WHAT TO WORK ON:
Recast every line of the data below as a JSON list of strings, one string per line, with blank lines and the picture placeholders left out.

(Data from a collection)
▬▬▬▬▬▬▬▬▬▬

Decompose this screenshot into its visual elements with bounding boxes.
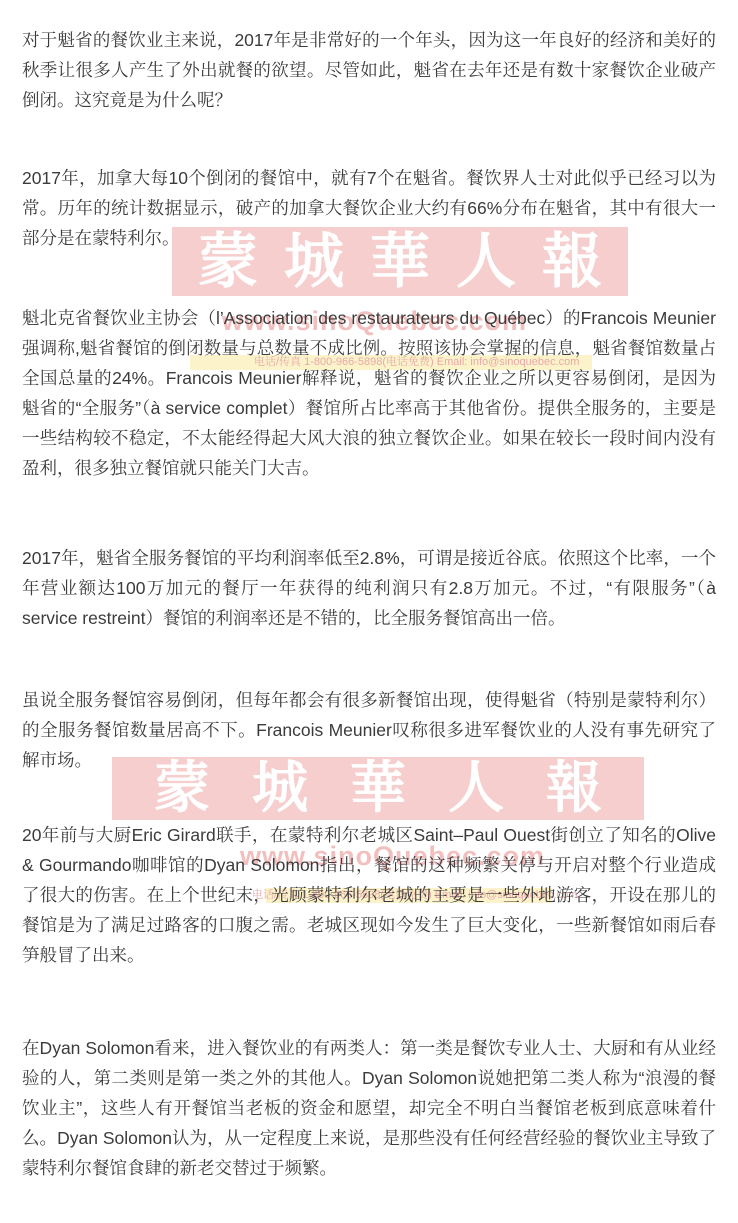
- article-paragraph: 魁北克省餐饮业主协会（l’Association des restaurateu…: [22, 303, 716, 483]
- article-paragraph: 虽说全服务餐馆容易倒闭，但每年都会有很多新餐馆出现，使得魁省（特别是蒙特利尔）的…: [22, 685, 716, 775]
- article-paragraph: 对于魁省的餐饮业主来说，2017年是非常好的一个年头，因为这一年良好的经济和美好…: [22, 25, 716, 115]
- article-paragraph: 在Dyan Solomon看来，进入餐饮业的有两类人：第一类是餐饮专业人士、大厨…: [22, 1033, 716, 1183]
- article-paragraph: 2017年，加拿大每10个倒闭的餐馆中，就有7个在魁省。餐饮界人士对此似乎已经习…: [22, 163, 716, 253]
- article-paragraph: 2017年，魁省全服务餐馆的平均利润率低至2.8%，可谓是接近谷底。依照这个比率…: [22, 543, 716, 633]
- article-paragraph: 20年前与大厨Eric Girard联手，在蒙特利尔老城区Saint–Paul …: [22, 820, 716, 970]
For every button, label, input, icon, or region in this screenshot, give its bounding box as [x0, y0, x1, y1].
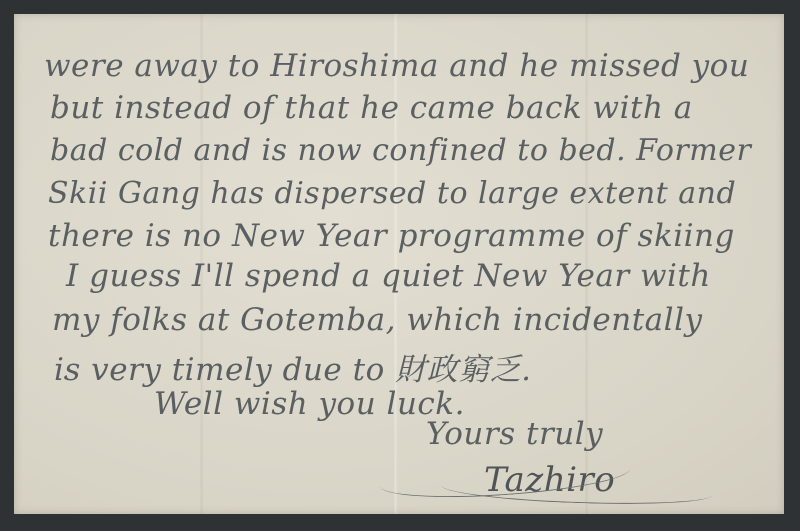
scan-frame: were away to Hiroshima and he missed you…	[0, 0, 800, 531]
letter-line-6: I guess I'll spend a quiet New Year with	[66, 258, 711, 294]
letter-line-8: is very timely due to 財政窮乏.	[54, 344, 531, 389]
letter-page: were away to Hiroshima and he missed you…	[14, 14, 784, 514]
closing-line: Well wish you luck.	[154, 386, 465, 422]
letter-line-2: but instead of that he came back with a	[50, 90, 693, 126]
valediction: Yours truly	[426, 416, 603, 452]
letter-line-1: were away to Hiroshima and he missed you	[44, 48, 749, 84]
letter-line-7: my folks at Gotemba, which incidentally	[52, 302, 703, 338]
letter-line-4: Skii Gang has dispersed to large extent …	[48, 176, 736, 211]
signature-underline	[442, 473, 713, 507]
letter-line-3: bad cold and is now confined to bed. For…	[50, 133, 751, 168]
letter-line-5: there is no New Year programme of skiing	[48, 218, 735, 254]
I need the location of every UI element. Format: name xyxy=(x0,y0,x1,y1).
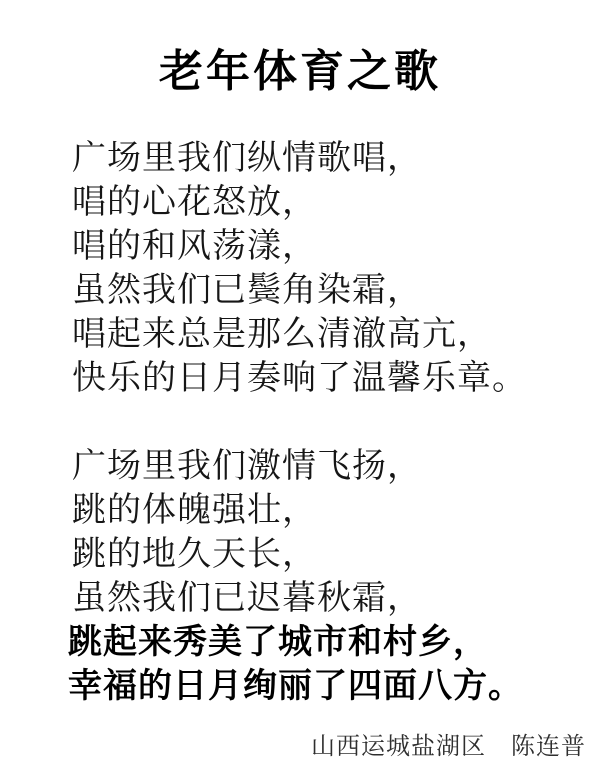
stanza1-line5: 唱起来总是那么清澈高亢， xyxy=(72,312,580,356)
poem-body: 广场里我们纵情歌唱， 唱的心花怒放， 唱的和风荡漾， 虽然我们已鬓角染霜， 唱起… xyxy=(0,136,600,708)
stanza2-line6: 幸福的日月绚丽了四面八方。 xyxy=(68,664,580,708)
stanza1-line4: 虽然我们已鬓角染霜， xyxy=(72,268,580,312)
stanza-2: 广场里我们激情飞扬， 跳的体魄强壮， 跳的地久天长， 虽然我们已迟暮秋霜， 跳起… xyxy=(72,444,580,708)
stanza1-line2: 唱的心花怒放， xyxy=(72,180,580,224)
author-attribution: 山西运城盐湖区 陈连普 xyxy=(311,726,586,759)
poem-title: 老年体育之歌 xyxy=(0,0,600,102)
stanza1-line6: 快乐的日月奏响了温馨乐章。 xyxy=(72,356,580,400)
poem-page: 老年体育之歌 广场里我们纵情歌唱， 唱的心花怒放， 唱的和风荡漾， 虽然我们已鬓… xyxy=(0,0,600,759)
stanza-1: 广场里我们纵情歌唱， 唱的心花怒放， 唱的和风荡漾， 虽然我们已鬓角染霜， 唱起… xyxy=(72,136,580,400)
stanza2-line4: 虽然我们已迟暮秋霜， xyxy=(72,576,580,620)
stanza1-line3: 唱的和风荡漾， xyxy=(72,224,580,268)
stanza2-line3: 跳的地久天长， xyxy=(72,532,580,576)
stanza2-line2: 跳的体魄强壮， xyxy=(72,488,580,532)
stanza2-line5: 跳起来秀美了城市和村乡， xyxy=(68,620,580,664)
stanza1-line1: 广场里我们纵情歌唱， xyxy=(72,136,580,180)
stanza2-line1: 广场里我们激情飞扬， xyxy=(72,444,580,488)
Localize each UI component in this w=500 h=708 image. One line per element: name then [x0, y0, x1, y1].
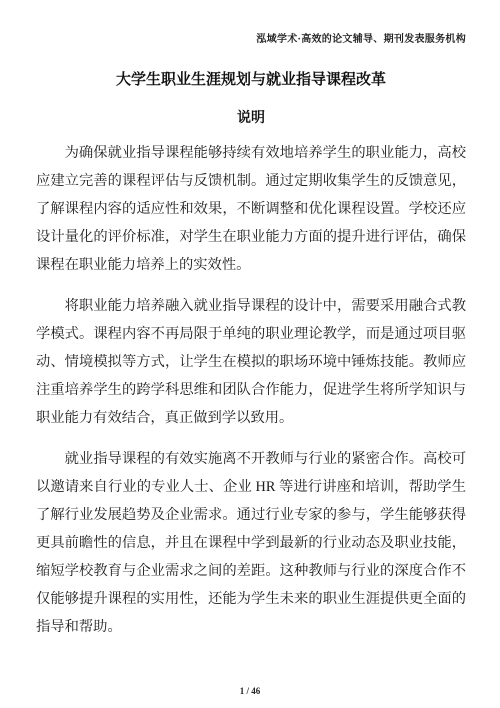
section-heading: 说明 [36, 107, 466, 127]
paragraph: 将职业能力培养融入就业指导课程的设计中，需要采用融合式教学模式。课程内容不再局限… [36, 292, 466, 432]
brand-text: 泓域学术·高效的论文辅导、期刊发表服务机构 [256, 34, 466, 45]
page-footer: 1 / 46 [0, 686, 500, 696]
page-header: 泓域学术·高效的论文辅导、期刊发表服务机构 [36, 30, 466, 44]
paragraph: 就业指导课程的有效实施离不开教师与行业的紧密合作。高校可以邀请来自行业的专业人士… [36, 445, 466, 641]
document-body: 为确保就业指导课程能够持续有效地培养学生的职业能力，高校应建立完善的课程评估与反… [36, 139, 466, 641]
page-number: 1 / 46 [240, 686, 261, 696]
document-page: 泓域学术·高效的论文辅导、期刊发表服务机构 大学生职业生涯规划与就业指导课程改革… [0, 0, 500, 708]
document-title: 大学生职业生涯规划与就业指导课程改革 [36, 68, 466, 89]
paragraph: 为确保就业指导课程能够持续有效地培养学生的职业能力，高校应建立完善的课程评估与反… [36, 139, 466, 279]
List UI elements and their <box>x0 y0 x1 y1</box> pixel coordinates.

▬▬▬▬▬▬▬▬▬▬

REPLY TO THE TASK:
[
  "Decompose this screenshot into its visual elements with bounding boxes.",
  "- article-paragraph: 魁北克省餐饮业主协会（l’Association des restaurateu…: [22, 303, 716, 483]",
  "- article-paragraph: 虽说全服务餐馆容易倒闭，但每年都会有很多新餐馆出现，使得魁省（特别是蒙特利尔）的…: [22, 685, 716, 775]",
  "- article-paragraph: 对于魁省的餐饮业主来说，2017年是非常好的一个年头，因为这一年良好的经济和美好…: [22, 25, 716, 115]",
  "- article-paragraph: 在Dyan Solomon看来，进入餐饮业的有两类人：第一类是餐饮专业人士、大厨…: [22, 1033, 716, 1183]",
  "- article-paragraph: 2017年，加拿大每10个倒闭的餐馆中，就有7个在魁省。餐饮界人士对此似乎已经习…: [22, 163, 716, 253]",
  "- article-paragraph: 2017年，魁省全服务餐馆的平均利润率低至2.8%，可谓是接近谷底。依照这个比率…: [22, 543, 716, 633]",
  "- article-paragraph: 20年前与大厨Eric Girard联手，在蒙特利尔老城区Saint–Paul …: [22, 820, 716, 970]",
  "For every button, label, input, icon, or region in this screenshot, give its bounding box as [x0, y0, x1, y1].",
  "scan-frame: were away to Hiroshima and he missed you…\t[0, 0, 800, 531]",
  "letter-line-6: I guess I'll spend a quiet New Year with\t[66, 258, 711, 294]",
  "letter-line-8: is very timely due to 財政窮乏.\t[54, 344, 531, 389]",
  "letter-page: were away to Hiroshima and he missed you…\t[14, 14, 784, 514]",
  "closing-line: Well wish you luck.\t[154, 386, 465, 422]",
  "letter-line-2: but instead of that he came back with a\t[50, 90, 693, 126]",
  "valediction: Yours truly\t[426, 416, 603, 452]",
  "letter-line-1: were away to Hiroshima and he missed you\t[44, 48, 749, 84]",
  "letter-line-7: my folks at Gotemba, which incidentally\t[52, 302, 703, 338]",
  "letter-line-4: Skii Gang has dispersed to large extent …\t[48, 176, 736, 211]",
  "signature-underline\t[442, 473, 713, 507]",
  "letter-line-3: bad cold and is now confined to bed. For…\t[50, 133, 751, 168]",
  "letter-line-5: there is no New Year programme of skiing\t[48, 218, 735, 254]",
  "I need the location of every UI element. Format: name xyxy=(x0,y0,x1,y1).",
  "stanza1-line5: 唱起来总是那么清澈高亢， xyxy=(72,312,580,356)",
  "poem-body: 广场里我们纵情歌唱， 唱的心花怒放， 唱的和风荡漾， 虽然我们已鬓角染霜， 唱起… xyxy=(0,136,600,708)",
  "stanza2-line6: 幸福的日月绚丽了四面八方。 xyxy=(68,664,580,708)",
  "stanza1-line4: 虽然我们已鬓角染霜， xyxy=(72,268,580,312)",
  "stanza-2: 广场里我们激情飞扬， 跳的体魄强壮， 跳的地久天长， 虽然我们已迟暮秋霜， 跳起… xyxy=(72,444,580,708)",
  "stanza1-line2: 唱的心花怒放， xyxy=(72,180,580,224)",
  "author-attribution: 山西运城盐湖区 陈连普 xyxy=(311,726,586,759)",
  "poem-title: 老年体育之歌 xyxy=(0,0,600,102)",
  "stanza1-line6: 快乐的日月奏响了温馨乐章。 xyxy=(72,356,580,400)",
  "poem-page: 老年体育之歌 广场里我们纵情歌唱， 唱的心花怒放， 唱的和风荡漾， 虽然我们已鬓… xyxy=(0,0,600,759)",
  "stanza-1: 广场里我们纵情歌唱， 唱的心花怒放， 唱的和风荡漾， 虽然我们已鬓角染霜， 唱起… xyxy=(72,136,580,400)",
  "stanza2-line4: 虽然我们已迟暮秋霜， xyxy=(72,576,580,620)",
  "stanza1-line3: 唱的和风荡漾， xyxy=(72,224,580,268)",
  "stanza2-line3: 跳的地久天长， xyxy=(72,532,580,576)",
  "stanza2-line2: 跳的体魄强壮， xyxy=(72,488,580,532)",
  "stanza2-line5: 跳起来秀美了城市和村乡， xyxy=(68,620,580,664)",
  "stanza1-line1: 广场里我们纵情歌唱， xyxy=(72,136,580,180)",
  "stanza2-line1: 广场里我们激情飞扬， xyxy=(72,444,580,488)",
  "Localize each UI component in this w=500 h=708 image. One line per element: name then [x0, y0, x1, y1].",
  "section-heading: 说明 [36, 107, 466, 127]",
  "paragraph: 将职业能力培养融入就业指导课程的设计中，需要采用融合式教学模式。课程内容不再局限… [36, 292, 466, 432]",
  "brand-text: 泓域学术·高效的论文辅导、期刊发表服务机构 [256, 34, 466, 45]",
  "page-footer: 1 / 46 [0, 686, 500, 696]",
  "page-header: 泓域学术·高效的论文辅导、期刊发表服务机构 [36, 30, 466, 44]",
  "paragraph: 就业指导课程的有效实施离不开教师与行业的紧密合作。高校可以邀请来自行业的专业人士… [36, 445, 466, 641]",
  "document-body: 为确保就业指导课程能够持续有效地培养学生的职业能力，高校应建立完善的课程评估与反… [36, 139, 466, 641]",
  "page-number: 1 / 46 [240, 686, 261, 696]",
  "document-page: 泓域学术·高效的论文辅导、期刊发表服务机构 大学生职业生涯规划与就业指导课程改革… [0, 0, 500, 708]",
  "document-title: 大学生职业生涯规划与就业指导课程改革 [36, 68, 466, 89]",
  "paragraph: 为确保就业指导课程能够持续有效地培养学生的职业能力，高校应建立完善的课程评估与反… [36, 139, 466, 279]",
  "List UI elements and their <box>x0 y0 x1 y1</box> pixel coordinates."
]